*EXERCISE PROMPT*: Using the records that follow, copy every line containing the word "мероприятий".

*DATA SUPPLIED*:
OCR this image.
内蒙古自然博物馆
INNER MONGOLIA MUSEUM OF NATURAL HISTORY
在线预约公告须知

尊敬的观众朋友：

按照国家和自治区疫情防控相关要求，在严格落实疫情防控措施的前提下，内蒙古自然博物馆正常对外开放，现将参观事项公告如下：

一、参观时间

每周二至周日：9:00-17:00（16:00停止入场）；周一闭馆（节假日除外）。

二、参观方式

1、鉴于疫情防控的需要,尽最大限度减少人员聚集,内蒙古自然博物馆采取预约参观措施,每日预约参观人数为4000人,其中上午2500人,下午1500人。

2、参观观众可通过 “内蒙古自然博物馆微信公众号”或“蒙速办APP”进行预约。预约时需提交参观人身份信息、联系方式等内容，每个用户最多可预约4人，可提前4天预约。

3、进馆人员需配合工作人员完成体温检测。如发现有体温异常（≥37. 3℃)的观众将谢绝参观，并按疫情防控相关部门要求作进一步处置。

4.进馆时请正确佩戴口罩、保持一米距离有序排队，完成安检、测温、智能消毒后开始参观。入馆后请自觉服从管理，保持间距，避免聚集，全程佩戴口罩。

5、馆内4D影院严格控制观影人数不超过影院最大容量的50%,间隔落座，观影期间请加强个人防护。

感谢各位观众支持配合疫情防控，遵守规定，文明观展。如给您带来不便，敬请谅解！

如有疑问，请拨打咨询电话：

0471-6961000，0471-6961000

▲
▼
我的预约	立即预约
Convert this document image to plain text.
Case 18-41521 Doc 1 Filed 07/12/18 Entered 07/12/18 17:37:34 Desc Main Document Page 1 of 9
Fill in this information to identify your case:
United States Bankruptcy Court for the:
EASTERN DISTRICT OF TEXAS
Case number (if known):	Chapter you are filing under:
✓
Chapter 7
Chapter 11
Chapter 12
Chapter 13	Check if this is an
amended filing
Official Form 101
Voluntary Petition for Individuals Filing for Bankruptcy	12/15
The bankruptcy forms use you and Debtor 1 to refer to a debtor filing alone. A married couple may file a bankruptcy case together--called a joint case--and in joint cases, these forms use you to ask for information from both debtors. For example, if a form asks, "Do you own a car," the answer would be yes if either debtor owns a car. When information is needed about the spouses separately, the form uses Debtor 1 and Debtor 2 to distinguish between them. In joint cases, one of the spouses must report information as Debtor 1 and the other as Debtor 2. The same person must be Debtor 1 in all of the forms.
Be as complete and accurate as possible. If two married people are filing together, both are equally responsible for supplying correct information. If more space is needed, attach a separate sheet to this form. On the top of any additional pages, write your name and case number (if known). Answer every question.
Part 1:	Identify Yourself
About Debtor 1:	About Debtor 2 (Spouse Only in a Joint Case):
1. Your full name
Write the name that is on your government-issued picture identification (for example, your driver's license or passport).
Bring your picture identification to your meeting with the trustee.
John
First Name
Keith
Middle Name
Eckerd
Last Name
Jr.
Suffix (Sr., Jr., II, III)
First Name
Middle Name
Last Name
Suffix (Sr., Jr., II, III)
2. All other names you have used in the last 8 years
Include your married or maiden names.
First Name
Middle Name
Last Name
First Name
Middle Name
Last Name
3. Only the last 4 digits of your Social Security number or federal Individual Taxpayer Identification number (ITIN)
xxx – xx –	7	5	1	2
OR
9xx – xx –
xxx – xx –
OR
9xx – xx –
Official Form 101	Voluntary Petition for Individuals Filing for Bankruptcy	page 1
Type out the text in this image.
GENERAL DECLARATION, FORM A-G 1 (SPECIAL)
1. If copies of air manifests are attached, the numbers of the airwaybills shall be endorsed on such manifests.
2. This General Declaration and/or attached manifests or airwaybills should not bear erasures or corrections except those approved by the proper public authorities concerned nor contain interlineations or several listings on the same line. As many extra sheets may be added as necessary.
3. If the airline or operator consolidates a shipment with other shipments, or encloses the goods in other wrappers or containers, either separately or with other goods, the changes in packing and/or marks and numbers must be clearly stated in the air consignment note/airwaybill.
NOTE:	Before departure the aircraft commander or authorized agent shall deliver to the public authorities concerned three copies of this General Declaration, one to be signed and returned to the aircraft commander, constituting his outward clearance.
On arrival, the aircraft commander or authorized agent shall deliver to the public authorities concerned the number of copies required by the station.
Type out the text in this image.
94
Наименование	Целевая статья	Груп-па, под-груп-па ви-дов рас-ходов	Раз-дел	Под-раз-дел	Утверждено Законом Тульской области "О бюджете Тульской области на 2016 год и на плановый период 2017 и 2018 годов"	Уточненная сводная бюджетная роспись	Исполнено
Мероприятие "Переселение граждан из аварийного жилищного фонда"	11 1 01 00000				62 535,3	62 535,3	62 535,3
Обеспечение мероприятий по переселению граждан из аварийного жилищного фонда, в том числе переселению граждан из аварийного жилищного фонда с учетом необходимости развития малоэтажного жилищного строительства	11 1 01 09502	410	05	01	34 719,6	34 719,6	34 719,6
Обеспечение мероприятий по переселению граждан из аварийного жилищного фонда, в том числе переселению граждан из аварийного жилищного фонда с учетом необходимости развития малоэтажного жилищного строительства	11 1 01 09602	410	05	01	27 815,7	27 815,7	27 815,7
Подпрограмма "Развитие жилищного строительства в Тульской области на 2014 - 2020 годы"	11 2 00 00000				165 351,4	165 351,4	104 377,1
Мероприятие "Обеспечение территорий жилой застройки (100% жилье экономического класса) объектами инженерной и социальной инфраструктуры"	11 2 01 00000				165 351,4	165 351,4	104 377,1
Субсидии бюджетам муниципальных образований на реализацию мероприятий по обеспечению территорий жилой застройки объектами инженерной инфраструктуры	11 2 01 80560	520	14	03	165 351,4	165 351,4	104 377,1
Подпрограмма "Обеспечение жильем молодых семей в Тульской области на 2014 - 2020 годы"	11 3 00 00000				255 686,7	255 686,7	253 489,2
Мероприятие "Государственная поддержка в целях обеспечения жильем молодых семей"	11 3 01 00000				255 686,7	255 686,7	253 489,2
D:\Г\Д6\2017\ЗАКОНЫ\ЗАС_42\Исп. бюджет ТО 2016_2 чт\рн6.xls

*EXERCISE OUTPUT*:
Обеспечение мероприятий по переселению граждан из аварийного жилищного фонда, в том числе переселению граждан из аварийного жилищного фонда с учетом необходимости развития малоэтажного жилищного строительства	11 1 01 09502	410	05	01	34 719,6	34 719,6	34 719,6
Обеспечение мероприятий по переселению граждан из аварийного жилищного фонда, в том числе переселению граждан из аварийного жилищного фонда с учетом необходимости развития малоэтажного жилищного строительства	11 1 01 09602	410	05	01	27 815,7	27 815,7	27 815,7
Субсидии бюджетам муниципальных образований на реализацию мероприятий по обеспечению территорий жилой застройки объектами инженерной инфраструктуры	11 2 01 80560	520	14	03	165 351,4	165 351,4	104 377,1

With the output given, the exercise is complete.